Print the listing in its entirety and exactly, leaving out images.

* Supplied data *

:::

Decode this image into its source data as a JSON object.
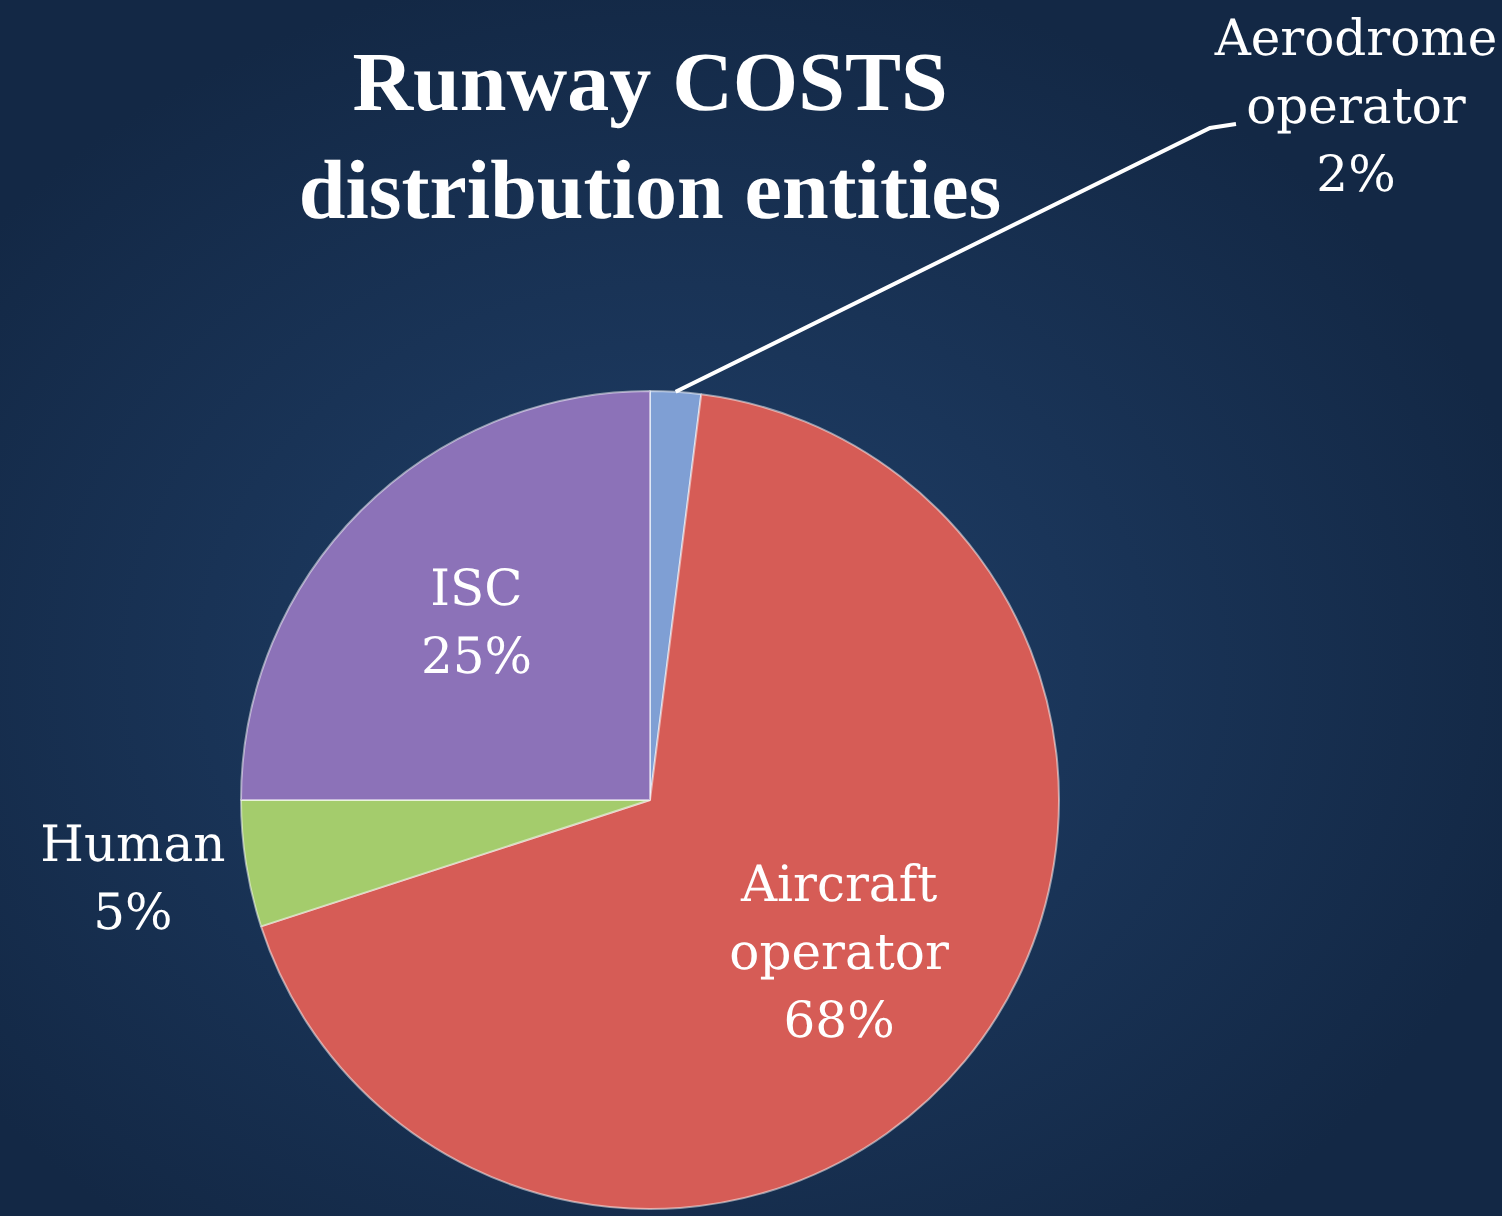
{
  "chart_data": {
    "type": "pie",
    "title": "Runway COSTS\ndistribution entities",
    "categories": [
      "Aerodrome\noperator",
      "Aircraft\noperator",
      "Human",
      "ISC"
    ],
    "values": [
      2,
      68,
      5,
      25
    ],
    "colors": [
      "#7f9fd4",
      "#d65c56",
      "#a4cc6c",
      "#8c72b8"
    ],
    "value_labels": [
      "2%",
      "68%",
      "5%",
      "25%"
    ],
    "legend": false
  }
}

:::

* Reply to the exercise *
Decode this image into its source data as a JSON object.
{
  "chart_data": {
    "type": "pie",
    "title": "Runway COSTS\ndistribution entities",
    "categories": [
      "Aerodrome\noperator",
      "Aircraft\noperator",
      "Human",
      "ISC"
    ],
    "values": [
      2,
      68,
      5,
      25
    ],
    "colors": [
      "#7f9fd4",
      "#d65c56",
      "#a4cc6c",
      "#8c72b8"
    ],
    "value_labels": [
      "2%",
      "68%",
      "5%",
      "25%"
    ],
    "legend": false
  }
}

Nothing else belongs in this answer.